**What the exercise asks:** Identify the lines that contain the string "data" and copy all of them.
--- start ---
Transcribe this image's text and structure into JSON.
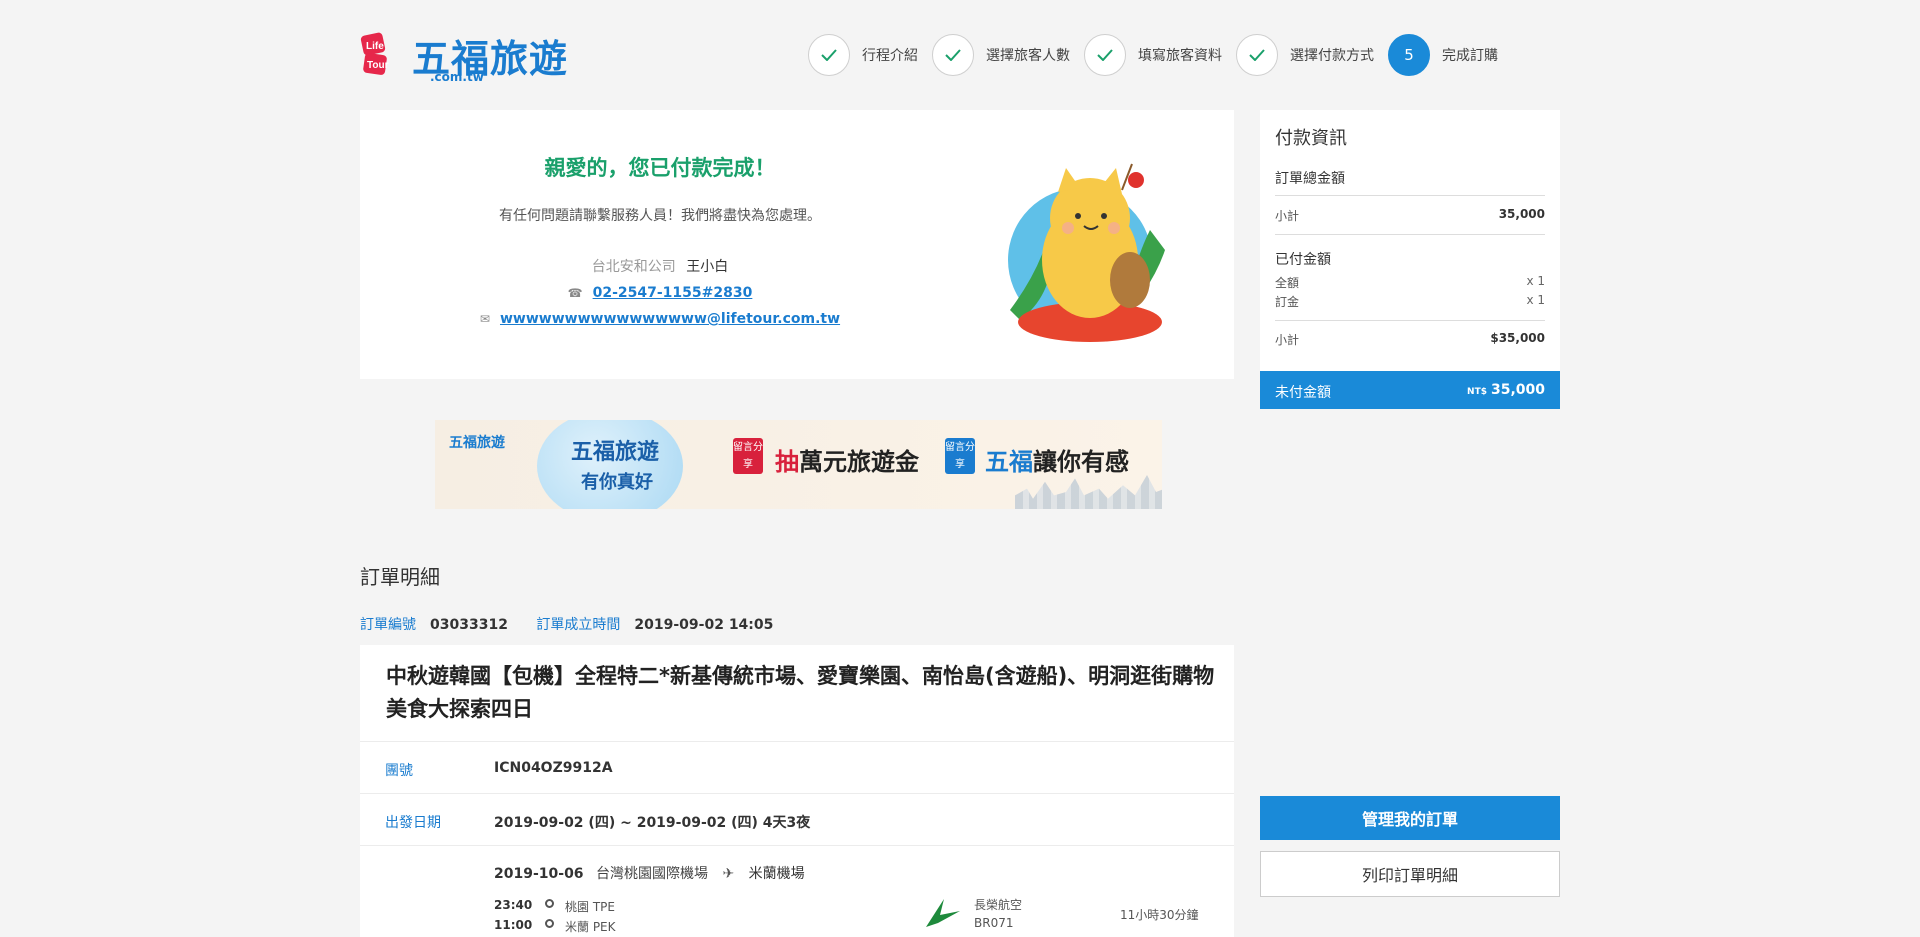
{
  "header": {
    "logo_badge": "Life Tour",
    "brand": "五福旅遊",
    "domain": ".com.tw",
    "steps": [
      {
        "label": "行程介紹",
        "done": true
      },
      {
        "label": "選擇旅客人數",
        "done": true
      },
      {
        "label": "填寫旅客資料",
        "done": true
      },
      {
        "label": "選擇付款方式",
        "done": true
      },
      {
        "label": "完成訂購",
        "number": "5",
        "done": false
      }
    ]
  },
  "confirmation": {
    "title": "親愛的，您已付款完成！",
    "subtitle": "有任何問題請聯繫服務人員！我們將盡快為您處理。",
    "company": "台北安和公司",
    "agent": "王小白",
    "phone": "02-2547-1155#2830",
    "email": "wwwwwwwwwwwwwwww@lifetour.com.tw",
    "icons": {
      "phone": "phone-icon",
      "email": "mail-icon"
    }
  },
  "banner": {
    "logo": "五福旅遊",
    "slogan_line1": "五福旅遊",
    "slogan_line2": "有你真好",
    "tag1": "留言分享",
    "campaign1_red": "抽",
    "campaign1": "萬元旅遊金",
    "tag2": "留言分享",
    "campaign2_blue": "五福",
    "campaign2": "讓你有感"
  },
  "order": {
    "section_title": "訂單明細",
    "number_label": "訂單編號",
    "number": "03033312",
    "created_label": "訂單成立時間",
    "created": "2019-09-02 14:05",
    "tour_name": "中秋遊韓國【包機】全程特二*新基傳統市場、愛寶樂園、南怡島(含遊船)、明洞逛街購物美食大探索四日",
    "group_label": "團號",
    "group_code": "ICN04OZ9912A",
    "depart_label": "出發日期",
    "depart": "2019-09-02 (四) ~ 2019-09-02 (四) 4天3夜",
    "flight": {
      "date": "2019-10-06",
      "from": "台灣桃園國際機場",
      "to": "米蘭機場",
      "dep_time": "23:40",
      "dep_city": "桃園 TPE",
      "arr_time": "11:00",
      "arr_city": "米蘭 PEK",
      "airline": "長榮航空",
      "flight_no": "BR071",
      "duration": "11小時30分鐘"
    }
  },
  "payment": {
    "title": "付款資訊",
    "total_label": "訂單總金額",
    "subtotal_label": "小計",
    "subtotal": "35,000",
    "paid_label": "已付金額",
    "full_label": "全額",
    "full_qty": "x 1",
    "deposit_label": "訂金",
    "deposit_qty": "x 1",
    "paid_subtotal_label": "小計",
    "paid_subtotal": "$35,000",
    "unpaid_label": "未付金額",
    "unpaid_currency": "NT$",
    "unpaid": "35,000"
  },
  "actions": {
    "manage": "管理我的訂單",
    "print": "列印訂單明細"
  },
  "colors": {
    "primary": "#1a8ad8",
    "success": "#1aa06b",
    "brand_red": "#d8213c"
  }
}
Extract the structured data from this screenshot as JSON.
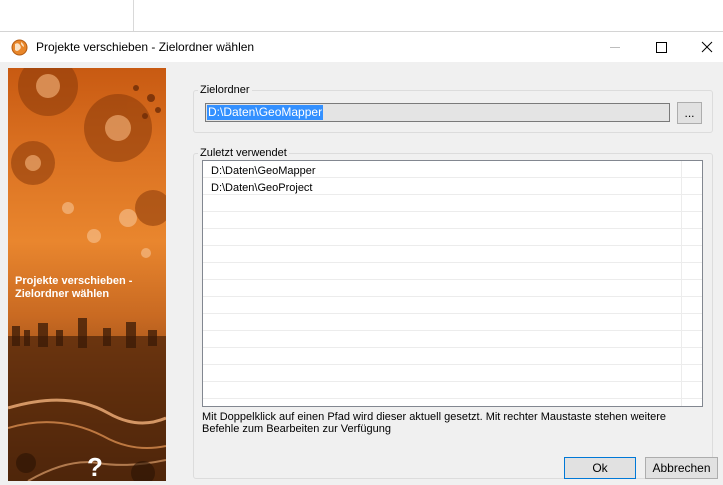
{
  "window": {
    "title": "Projekte verschieben - Zielordner wählen"
  },
  "sidebar": {
    "heading": "Projekte verschieben - Zielordner wählen",
    "help_icon": "question-mark-icon"
  },
  "target_folder": {
    "group_label": "Zielordner",
    "path_value": "D:\\Daten\\GeoMapper",
    "browse_label": "..."
  },
  "recent": {
    "group_label": "Zuletzt verwendet",
    "items": [
      "D:\\Daten\\GeoMapper",
      "D:\\Daten\\GeoProject"
    ],
    "hint": "Mit Doppelklick auf einen Pfad wird dieser aktuell gesetzt. Mit rechter Maustaste stehen weitere Befehle zum Bearbeiten zur Verfügung"
  },
  "buttons": {
    "ok": "Ok",
    "cancel": "Abbrechen"
  },
  "colors": {
    "selection": "#3390ff",
    "ok_border": "#0078d7",
    "sidebar_orange": "#e9862e"
  }
}
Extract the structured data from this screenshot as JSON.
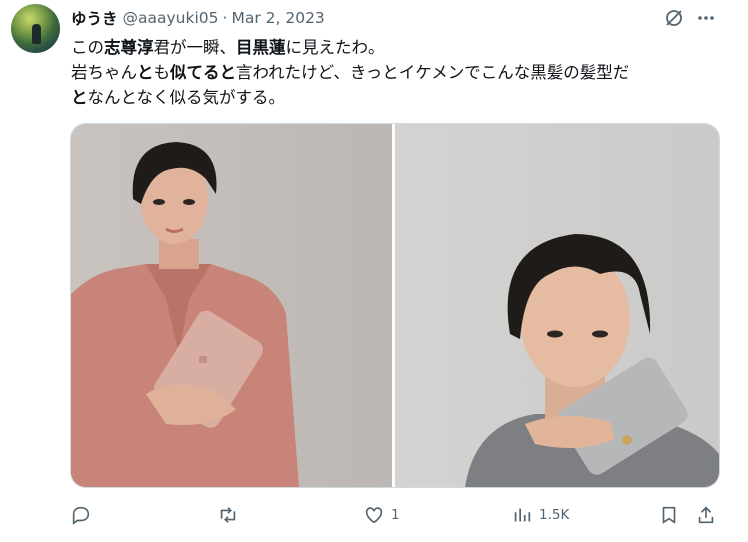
{
  "tweet": {
    "author": {
      "display_name": "ゆうき",
      "handle": "@aaayuki05",
      "separator": "·",
      "date": "Mar 2, 2023"
    },
    "text_lines": [
      [
        {
          "t": "この",
          "b": false
        },
        {
          "t": "志尊淳",
          "b": true
        },
        {
          "t": "君が一瞬、",
          "b": false
        },
        {
          "t": "目黒蓮",
          "b": true
        },
        {
          "t": "に見えたわ。",
          "b": false
        }
      ],
      [
        {
          "t": "岩ちゃん",
          "b": false
        },
        {
          "t": "と",
          "b": true
        },
        {
          "t": "も",
          "b": false
        },
        {
          "t": "似てると",
          "b": true
        },
        {
          "t": "言われたけど、きっとイケメンでこんな黒髪の髪型だ",
          "b": false
        }
      ],
      [
        {
          "t": "と",
          "b": true
        },
        {
          "t": "なんとなく似る気がする。",
          "b": false
        }
      ]
    ],
    "media": [
      {
        "description": "man-pink-shirt-holding-pink-wallet"
      },
      {
        "description": "man-grey-sweater-holding-grey-wallet"
      }
    ],
    "actions": {
      "reply": {
        "icon": "reply-icon",
        "count": ""
      },
      "retweet": {
        "icon": "retweet-icon",
        "count": ""
      },
      "like": {
        "icon": "heart-icon",
        "count": "1"
      },
      "views": {
        "icon": "views-icon",
        "count": "1.5K"
      },
      "bookmark": {
        "icon": "bookmark-icon",
        "count": ""
      },
      "share": {
        "icon": "share-icon",
        "count": ""
      }
    },
    "top_icons": [
      "grok-icon",
      "more-icon"
    ]
  },
  "colors": {
    "text": "#0f1419",
    "secondary": "#536471",
    "border": "#cfd9de",
    "background": "#ffffff"
  }
}
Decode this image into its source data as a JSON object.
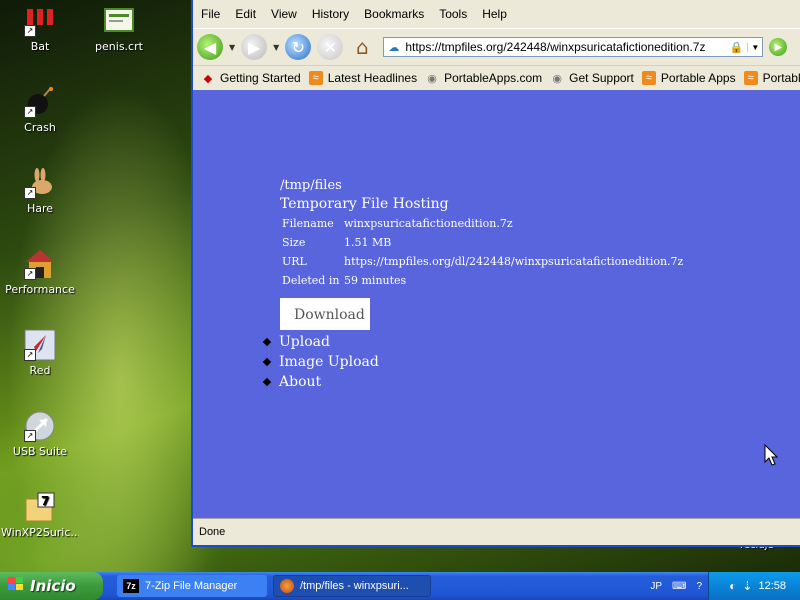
{
  "desktop": {
    "icons": [
      {
        "label": "Bat",
        "icon": "battery-icon"
      },
      {
        "label": "penis.crt",
        "icon": "certificate-icon"
      },
      {
        "label": "Crash",
        "icon": "bomb-icon"
      },
      {
        "label": "Hare",
        "icon": "rabbit-icon"
      },
      {
        "label": "Performance",
        "icon": "doghouse-icon"
      },
      {
        "label": "Red",
        "icon": "rocket-icon"
      },
      {
        "label": "USB Suite",
        "icon": "usb-arrow-icon"
      },
      {
        "label": "WinXP2Suric...",
        "icon": "7zip-archive-icon"
      }
    ],
    "partial_text": "recluje"
  },
  "browser": {
    "menu": [
      "File",
      "Edit",
      "View",
      "History",
      "Bookmarks",
      "Tools",
      "Help"
    ],
    "url": "https://tmpfiles.org/242448/winxpsuricatafictionedition.7z",
    "bookmarks": [
      {
        "label": "Getting Started",
        "icon": "redhat-icon"
      },
      {
        "label": "Latest Headlines",
        "icon": "rss-icon"
      },
      {
        "label": "PortableApps.com",
        "icon": "globe-icon"
      },
      {
        "label": "Get Support",
        "icon": "globe-icon"
      },
      {
        "label": "Portable Apps",
        "icon": "rss-icon"
      },
      {
        "label": "Portable Apps News",
        "icon": "rss-icon"
      }
    ],
    "status": "Done"
  },
  "page": {
    "site_title": "/tmp/files",
    "site_subtitle": "Temporary File Hosting",
    "file_info": [
      {
        "key": "Filename",
        "value": "winxpsuricatafictionedition.7z"
      },
      {
        "key": "Size",
        "value": "1.51 MB"
      },
      {
        "key": "URL",
        "value": "https://tmpfiles.org/dl/242448/winxpsuricatafictionedition.7z"
      },
      {
        "key": "Deleted in",
        "value": "59 minutes"
      }
    ],
    "download_label": "Download",
    "nav": [
      "Upload",
      "Image Upload",
      "About"
    ]
  },
  "taskbar": {
    "start_label": "Inicio",
    "tasks": [
      {
        "label": "7-Zip File Manager",
        "icon": "7zip-icon"
      },
      {
        "label": "/tmp/files - winxpsuri...",
        "icon": "firefox-icon"
      }
    ],
    "language": "JP",
    "clock": "12:58"
  },
  "colors": {
    "page_background": "#5865dd",
    "taskbar_blue": "#245edb",
    "start_green": "#3c9a3c",
    "tray_blue": "#0a84d8"
  }
}
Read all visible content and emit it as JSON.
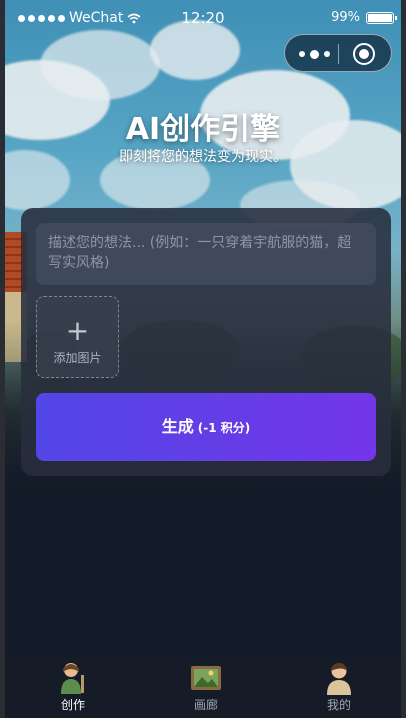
{
  "status_bar": {
    "carrier": "WeChat",
    "time": "12:20",
    "battery": "99%",
    "battery_level": 0.99
  },
  "capsule": {
    "more_icon": "more-dots-icon",
    "close_icon": "target-circle-icon"
  },
  "hero": {
    "title": "AI创作引擎",
    "subtitle": "即刻将您的想法变为现实。"
  },
  "form": {
    "prompt_placeholder": "描述您的想法... (例如：一只穿着宇航服的猫，超写实风格)",
    "prompt_value": "",
    "upload_icon": "plus-icon",
    "upload_label": "添加图片",
    "generate_label": "生成",
    "generate_cost": "(-1 积分)"
  },
  "tabbar": {
    "items": [
      {
        "label": "创作",
        "icon": "creator-avatar-icon",
        "active": true
      },
      {
        "label": "画廊",
        "icon": "picture-frame-icon",
        "active": false
      },
      {
        "label": "我的",
        "icon": "user-avatar-icon",
        "active": false
      }
    ]
  },
  "colors": {
    "accent_start": "#5246e6",
    "accent_end": "#7336e8",
    "background": "#131a28",
    "card": "#282e3e"
  }
}
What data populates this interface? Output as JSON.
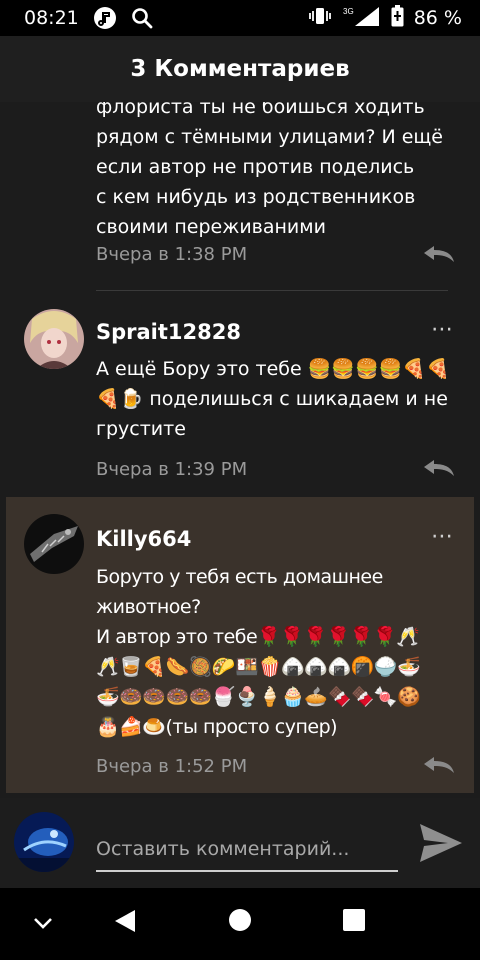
--- end ---
**Solved exercise:**
Extract the structured data from this screenshot as JSON.
Extract the structured data from this screenshot as JSON.
Decode this image into its source data as a JSON object.
What data populates this interface? Output as JSON.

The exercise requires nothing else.